Dataset records:
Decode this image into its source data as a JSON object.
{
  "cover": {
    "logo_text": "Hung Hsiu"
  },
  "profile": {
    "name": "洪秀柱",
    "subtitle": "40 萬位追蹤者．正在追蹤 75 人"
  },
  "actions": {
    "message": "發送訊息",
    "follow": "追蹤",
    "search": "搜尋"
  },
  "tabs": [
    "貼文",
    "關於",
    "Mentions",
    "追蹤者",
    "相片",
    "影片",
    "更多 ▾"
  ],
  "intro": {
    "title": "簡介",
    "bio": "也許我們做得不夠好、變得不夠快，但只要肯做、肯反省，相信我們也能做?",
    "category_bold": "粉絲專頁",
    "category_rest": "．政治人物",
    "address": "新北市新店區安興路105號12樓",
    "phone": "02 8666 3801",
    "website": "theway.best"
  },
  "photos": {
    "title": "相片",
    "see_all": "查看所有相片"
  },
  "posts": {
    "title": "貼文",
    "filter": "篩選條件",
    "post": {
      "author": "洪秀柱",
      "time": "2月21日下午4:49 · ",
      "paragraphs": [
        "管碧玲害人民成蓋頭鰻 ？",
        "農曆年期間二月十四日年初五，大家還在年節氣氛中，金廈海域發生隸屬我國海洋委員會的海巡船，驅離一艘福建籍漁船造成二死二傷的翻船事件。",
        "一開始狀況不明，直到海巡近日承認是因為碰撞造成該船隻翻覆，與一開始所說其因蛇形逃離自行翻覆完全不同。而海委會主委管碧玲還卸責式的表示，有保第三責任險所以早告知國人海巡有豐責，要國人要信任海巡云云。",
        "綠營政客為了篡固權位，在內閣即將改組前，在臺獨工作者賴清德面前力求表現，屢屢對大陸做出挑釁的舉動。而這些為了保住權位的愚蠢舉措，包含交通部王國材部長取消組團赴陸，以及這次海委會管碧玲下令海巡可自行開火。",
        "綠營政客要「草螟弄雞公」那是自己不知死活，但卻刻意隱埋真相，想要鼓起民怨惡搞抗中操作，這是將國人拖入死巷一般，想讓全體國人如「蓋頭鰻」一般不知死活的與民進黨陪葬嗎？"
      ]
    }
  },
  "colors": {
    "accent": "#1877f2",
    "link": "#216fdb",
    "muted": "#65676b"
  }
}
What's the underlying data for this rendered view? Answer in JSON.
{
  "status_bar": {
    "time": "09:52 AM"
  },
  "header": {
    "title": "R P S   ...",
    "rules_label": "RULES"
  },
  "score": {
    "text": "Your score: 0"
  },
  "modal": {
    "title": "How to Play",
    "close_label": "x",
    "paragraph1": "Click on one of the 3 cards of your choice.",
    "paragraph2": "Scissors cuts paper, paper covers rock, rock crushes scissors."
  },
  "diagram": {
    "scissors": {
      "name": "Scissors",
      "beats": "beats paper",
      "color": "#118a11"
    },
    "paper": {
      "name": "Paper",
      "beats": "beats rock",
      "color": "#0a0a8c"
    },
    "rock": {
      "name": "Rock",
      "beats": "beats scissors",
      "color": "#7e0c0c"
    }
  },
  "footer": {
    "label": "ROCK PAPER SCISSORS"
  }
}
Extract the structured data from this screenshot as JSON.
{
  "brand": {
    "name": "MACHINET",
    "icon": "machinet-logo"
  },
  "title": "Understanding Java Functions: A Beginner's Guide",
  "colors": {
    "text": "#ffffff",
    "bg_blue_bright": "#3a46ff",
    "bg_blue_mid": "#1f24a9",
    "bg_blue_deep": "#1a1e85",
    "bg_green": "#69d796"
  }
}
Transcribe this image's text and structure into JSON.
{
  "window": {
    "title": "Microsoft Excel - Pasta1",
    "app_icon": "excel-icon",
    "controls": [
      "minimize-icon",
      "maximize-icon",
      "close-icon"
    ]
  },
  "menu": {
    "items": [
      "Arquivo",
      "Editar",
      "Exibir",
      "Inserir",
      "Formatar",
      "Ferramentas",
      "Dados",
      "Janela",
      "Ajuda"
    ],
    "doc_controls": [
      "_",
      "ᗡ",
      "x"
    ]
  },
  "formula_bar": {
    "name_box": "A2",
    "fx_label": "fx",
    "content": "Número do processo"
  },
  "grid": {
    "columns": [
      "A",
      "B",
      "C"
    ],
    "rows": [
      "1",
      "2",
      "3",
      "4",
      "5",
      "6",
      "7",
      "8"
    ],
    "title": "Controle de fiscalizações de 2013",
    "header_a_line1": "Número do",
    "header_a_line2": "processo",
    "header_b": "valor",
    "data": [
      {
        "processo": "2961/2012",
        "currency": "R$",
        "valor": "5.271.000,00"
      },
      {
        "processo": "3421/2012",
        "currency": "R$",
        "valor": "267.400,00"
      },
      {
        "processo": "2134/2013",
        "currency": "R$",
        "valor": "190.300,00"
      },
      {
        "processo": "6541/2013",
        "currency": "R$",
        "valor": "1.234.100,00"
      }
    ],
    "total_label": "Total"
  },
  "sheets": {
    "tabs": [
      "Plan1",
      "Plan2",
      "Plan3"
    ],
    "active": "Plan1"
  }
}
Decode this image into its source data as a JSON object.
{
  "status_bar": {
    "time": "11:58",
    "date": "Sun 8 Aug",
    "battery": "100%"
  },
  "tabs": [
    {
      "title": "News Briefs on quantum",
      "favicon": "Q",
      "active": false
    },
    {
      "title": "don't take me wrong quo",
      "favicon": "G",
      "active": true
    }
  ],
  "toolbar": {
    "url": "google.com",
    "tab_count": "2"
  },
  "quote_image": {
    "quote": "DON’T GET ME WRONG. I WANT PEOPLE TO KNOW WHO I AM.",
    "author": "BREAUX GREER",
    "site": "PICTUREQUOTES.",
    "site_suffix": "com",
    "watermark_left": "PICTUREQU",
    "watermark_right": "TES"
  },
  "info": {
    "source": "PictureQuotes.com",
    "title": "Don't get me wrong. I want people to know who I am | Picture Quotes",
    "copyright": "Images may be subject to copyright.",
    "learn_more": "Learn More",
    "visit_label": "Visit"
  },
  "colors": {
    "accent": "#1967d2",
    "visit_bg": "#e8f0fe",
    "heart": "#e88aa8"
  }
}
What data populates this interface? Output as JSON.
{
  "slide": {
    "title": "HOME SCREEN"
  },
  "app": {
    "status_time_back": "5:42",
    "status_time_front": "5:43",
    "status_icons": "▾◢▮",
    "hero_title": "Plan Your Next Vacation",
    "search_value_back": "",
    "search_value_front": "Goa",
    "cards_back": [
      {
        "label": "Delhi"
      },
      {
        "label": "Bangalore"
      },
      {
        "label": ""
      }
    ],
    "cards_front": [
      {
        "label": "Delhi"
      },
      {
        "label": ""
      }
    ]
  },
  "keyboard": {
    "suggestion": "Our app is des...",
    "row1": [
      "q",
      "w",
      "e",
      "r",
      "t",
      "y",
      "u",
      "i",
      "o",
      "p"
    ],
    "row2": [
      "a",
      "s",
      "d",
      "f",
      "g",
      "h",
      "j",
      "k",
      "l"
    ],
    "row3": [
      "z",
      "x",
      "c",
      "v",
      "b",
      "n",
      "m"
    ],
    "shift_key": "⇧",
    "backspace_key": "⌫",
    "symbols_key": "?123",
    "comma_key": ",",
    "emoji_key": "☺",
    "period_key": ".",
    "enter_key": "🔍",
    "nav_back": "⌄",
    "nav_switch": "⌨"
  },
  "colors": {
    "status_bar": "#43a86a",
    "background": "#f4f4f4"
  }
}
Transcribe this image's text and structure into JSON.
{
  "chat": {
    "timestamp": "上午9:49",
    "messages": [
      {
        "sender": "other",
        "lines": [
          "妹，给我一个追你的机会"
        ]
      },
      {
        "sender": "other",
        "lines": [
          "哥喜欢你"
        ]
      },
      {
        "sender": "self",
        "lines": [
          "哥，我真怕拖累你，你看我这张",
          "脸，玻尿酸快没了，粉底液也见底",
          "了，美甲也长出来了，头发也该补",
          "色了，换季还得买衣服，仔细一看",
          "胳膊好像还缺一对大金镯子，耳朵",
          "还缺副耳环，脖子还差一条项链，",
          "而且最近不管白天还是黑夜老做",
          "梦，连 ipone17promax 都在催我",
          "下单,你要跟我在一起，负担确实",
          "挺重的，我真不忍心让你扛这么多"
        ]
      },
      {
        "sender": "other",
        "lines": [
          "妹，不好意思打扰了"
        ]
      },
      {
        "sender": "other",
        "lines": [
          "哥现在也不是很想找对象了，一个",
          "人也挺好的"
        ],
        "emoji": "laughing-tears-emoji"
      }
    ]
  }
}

- _Problem statement_: For each line of the listing that holds the word "beats", show that line.

- _Correct answer_:
      "beats": "beats paper",
      "beats": "beats rock",
      "beats": "beats scissors",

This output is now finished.